**Exercise details:**
Report each line of the data that includes the word "susdite".

**Extracted records:**
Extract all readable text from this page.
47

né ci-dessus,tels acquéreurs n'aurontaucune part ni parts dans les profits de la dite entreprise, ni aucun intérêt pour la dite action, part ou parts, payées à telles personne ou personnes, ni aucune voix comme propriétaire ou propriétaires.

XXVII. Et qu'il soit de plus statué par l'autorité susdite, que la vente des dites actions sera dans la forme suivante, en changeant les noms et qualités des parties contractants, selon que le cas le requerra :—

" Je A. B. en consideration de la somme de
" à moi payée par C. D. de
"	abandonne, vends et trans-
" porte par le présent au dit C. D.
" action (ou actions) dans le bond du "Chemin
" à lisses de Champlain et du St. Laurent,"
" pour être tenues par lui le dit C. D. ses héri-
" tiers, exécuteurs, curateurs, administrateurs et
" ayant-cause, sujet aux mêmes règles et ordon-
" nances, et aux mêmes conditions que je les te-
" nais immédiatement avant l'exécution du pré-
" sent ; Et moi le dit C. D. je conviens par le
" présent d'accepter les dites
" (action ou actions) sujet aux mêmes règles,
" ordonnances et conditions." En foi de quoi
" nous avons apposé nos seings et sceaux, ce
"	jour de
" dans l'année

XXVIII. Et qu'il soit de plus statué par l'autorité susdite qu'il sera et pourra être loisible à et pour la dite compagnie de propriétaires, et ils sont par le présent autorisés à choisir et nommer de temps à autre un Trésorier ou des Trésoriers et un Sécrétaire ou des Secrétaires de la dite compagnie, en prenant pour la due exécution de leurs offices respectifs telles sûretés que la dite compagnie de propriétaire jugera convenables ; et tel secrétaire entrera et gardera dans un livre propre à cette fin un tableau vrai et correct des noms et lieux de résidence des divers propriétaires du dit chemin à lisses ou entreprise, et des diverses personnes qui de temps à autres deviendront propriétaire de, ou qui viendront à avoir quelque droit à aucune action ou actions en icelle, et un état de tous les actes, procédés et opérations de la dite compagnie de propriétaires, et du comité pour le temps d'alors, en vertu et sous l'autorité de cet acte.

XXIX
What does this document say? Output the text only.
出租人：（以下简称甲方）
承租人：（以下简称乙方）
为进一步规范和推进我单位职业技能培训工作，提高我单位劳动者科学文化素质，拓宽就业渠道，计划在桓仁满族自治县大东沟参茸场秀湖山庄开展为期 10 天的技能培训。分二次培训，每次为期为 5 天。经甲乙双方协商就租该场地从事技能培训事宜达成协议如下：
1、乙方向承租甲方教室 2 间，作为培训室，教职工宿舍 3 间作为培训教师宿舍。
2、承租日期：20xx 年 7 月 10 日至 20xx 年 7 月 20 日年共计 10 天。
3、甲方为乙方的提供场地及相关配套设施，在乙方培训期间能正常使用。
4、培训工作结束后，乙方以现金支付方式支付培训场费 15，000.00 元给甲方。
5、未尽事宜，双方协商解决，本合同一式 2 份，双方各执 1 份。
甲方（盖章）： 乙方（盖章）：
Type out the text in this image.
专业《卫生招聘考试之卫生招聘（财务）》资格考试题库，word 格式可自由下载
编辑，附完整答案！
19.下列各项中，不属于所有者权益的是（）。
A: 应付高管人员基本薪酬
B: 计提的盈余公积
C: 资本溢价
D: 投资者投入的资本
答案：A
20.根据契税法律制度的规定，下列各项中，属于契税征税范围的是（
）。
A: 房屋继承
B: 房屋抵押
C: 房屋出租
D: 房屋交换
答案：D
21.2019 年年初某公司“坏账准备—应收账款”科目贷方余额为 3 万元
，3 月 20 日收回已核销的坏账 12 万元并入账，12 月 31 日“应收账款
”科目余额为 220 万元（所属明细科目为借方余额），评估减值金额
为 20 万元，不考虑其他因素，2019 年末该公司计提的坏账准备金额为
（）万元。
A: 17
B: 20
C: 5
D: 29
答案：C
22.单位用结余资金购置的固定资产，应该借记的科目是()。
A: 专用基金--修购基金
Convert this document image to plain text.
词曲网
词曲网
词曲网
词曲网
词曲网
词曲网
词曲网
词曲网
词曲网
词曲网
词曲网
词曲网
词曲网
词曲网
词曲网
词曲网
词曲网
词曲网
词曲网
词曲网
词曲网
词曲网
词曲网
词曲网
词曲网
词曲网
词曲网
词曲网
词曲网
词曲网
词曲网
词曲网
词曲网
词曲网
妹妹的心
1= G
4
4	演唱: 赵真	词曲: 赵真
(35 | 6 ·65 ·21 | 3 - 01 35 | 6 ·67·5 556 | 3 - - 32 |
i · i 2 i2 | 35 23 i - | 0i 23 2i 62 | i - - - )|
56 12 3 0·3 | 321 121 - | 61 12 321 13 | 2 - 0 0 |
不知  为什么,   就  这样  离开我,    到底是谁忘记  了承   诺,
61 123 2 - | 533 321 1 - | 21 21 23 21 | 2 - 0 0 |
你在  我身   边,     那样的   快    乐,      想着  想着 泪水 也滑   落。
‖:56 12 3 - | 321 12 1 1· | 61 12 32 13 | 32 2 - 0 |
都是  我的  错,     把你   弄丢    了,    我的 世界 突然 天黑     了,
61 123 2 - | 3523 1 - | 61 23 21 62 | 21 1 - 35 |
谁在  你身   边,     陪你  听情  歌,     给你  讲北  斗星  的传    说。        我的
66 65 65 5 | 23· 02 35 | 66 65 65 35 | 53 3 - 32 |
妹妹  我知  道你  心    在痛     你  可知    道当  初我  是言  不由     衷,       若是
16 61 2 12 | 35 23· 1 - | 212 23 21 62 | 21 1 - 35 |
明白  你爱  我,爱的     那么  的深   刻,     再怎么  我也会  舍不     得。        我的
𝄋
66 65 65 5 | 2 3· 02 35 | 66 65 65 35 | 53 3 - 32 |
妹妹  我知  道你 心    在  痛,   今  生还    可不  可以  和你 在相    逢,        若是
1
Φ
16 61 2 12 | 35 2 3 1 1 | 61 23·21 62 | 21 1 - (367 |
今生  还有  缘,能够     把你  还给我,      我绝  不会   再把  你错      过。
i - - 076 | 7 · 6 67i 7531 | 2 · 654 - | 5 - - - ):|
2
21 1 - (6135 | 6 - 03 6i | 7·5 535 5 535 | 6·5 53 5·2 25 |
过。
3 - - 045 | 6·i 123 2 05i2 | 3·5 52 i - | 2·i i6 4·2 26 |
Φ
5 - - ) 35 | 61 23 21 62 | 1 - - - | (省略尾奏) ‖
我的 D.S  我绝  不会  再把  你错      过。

**Exercise solution:**
XXVII. Et qu'il soit de plus statué par l'autorité susdite, que la vente des dites actions sera dans la forme suivante, en changeant les noms et qualités des parties contractants, selon que le cas le requerra :—
XXVIII. Et qu'il soit de plus statué par l'autorité susdite qu'il sera et pourra être loisible à et pour la dite compagnie de propriétaires, et ils sont par le présent autorisés à choisir et nommer de temps à autre un Trésorier ou des Trésoriers et un Sécrétaire ou des Secrétaires de la dite compagnie, en prenant pour la due exécution de leurs offices respectifs telles sûretés que la dite compagnie de propriétaire jugera convenables ; et tel secrétaire entrera et gardera dans un livre propre à cette fin un tableau vrai et correct des noms et lieux de résidence des divers propriétaires du dit chemin à lisses ou entreprise, et des diverses personnes qui de temps à autres deviendront propriétaire de, ou qui viendront à avoir quelque droit à aucune action ou actions en icelle, et un état de tous les actes, procédés et opérations de la dite compagnie de propriétaires, et du comité pour le temps d'alors, en vertu et sous l'autorité de cet acte.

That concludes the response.